→ **Problem statement**: Read the listing and extract each line that includes the word "Rate".

→ **Source material**:
** Begin **
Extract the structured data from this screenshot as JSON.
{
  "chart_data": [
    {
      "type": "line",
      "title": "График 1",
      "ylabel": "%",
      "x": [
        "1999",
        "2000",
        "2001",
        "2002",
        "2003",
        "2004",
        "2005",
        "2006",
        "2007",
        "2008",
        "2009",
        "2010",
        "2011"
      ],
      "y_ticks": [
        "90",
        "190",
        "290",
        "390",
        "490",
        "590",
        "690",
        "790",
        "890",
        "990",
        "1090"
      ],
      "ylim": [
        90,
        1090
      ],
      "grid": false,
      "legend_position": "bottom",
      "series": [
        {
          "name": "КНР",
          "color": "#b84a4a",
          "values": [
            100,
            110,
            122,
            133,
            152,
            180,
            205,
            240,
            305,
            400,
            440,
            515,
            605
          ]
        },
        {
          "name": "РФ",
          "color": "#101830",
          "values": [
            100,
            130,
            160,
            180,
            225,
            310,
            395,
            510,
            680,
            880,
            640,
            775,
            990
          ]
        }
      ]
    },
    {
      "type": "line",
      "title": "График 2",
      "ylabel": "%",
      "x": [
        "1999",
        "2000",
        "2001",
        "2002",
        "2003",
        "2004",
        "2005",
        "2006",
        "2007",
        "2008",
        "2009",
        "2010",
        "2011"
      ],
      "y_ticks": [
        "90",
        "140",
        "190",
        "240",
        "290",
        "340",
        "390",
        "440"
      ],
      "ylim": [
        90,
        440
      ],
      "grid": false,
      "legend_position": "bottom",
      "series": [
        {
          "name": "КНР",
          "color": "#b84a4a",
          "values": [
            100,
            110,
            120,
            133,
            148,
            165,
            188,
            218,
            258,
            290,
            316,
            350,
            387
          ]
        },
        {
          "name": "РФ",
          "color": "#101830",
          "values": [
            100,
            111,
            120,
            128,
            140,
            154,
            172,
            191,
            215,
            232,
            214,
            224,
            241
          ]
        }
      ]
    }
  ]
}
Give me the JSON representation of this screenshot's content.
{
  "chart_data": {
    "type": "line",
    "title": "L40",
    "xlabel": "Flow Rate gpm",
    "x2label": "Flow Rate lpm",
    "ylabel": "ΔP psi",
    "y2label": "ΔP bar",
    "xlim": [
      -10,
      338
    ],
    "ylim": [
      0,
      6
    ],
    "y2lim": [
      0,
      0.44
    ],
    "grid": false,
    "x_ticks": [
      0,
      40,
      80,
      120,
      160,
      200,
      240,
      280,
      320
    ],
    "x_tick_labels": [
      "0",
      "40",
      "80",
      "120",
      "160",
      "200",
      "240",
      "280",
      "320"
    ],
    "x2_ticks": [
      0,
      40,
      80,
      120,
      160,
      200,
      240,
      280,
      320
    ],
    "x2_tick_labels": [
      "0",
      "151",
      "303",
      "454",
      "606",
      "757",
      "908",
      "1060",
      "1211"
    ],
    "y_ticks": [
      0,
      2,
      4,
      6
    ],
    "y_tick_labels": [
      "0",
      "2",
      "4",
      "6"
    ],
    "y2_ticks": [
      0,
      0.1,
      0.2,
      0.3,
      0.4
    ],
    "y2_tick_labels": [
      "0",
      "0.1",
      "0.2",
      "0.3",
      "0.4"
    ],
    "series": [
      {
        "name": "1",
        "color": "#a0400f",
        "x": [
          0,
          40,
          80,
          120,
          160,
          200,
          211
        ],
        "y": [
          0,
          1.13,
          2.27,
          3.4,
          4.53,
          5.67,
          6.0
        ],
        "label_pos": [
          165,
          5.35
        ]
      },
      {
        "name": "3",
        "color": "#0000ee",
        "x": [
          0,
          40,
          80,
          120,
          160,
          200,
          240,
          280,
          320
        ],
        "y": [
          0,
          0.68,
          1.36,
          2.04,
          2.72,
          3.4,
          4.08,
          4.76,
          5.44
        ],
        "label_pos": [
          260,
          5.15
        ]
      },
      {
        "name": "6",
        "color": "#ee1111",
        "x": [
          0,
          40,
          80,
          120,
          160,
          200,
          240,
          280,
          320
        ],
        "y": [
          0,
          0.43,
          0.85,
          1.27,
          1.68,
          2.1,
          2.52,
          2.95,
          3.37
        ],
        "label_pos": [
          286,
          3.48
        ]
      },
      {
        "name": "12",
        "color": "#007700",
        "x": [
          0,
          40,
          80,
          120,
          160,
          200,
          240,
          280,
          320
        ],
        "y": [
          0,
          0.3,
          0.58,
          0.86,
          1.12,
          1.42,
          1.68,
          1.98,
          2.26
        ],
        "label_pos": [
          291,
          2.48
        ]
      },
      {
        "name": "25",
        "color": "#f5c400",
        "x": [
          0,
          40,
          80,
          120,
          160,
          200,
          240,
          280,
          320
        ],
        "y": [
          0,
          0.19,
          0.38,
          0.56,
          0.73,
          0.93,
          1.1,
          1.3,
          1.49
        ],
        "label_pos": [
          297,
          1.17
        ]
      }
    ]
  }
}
** End **
→ **Solution for this problem**:
    "xlabel": "Flow Rate gpm",
    "x2label": "Flow Rate lpm",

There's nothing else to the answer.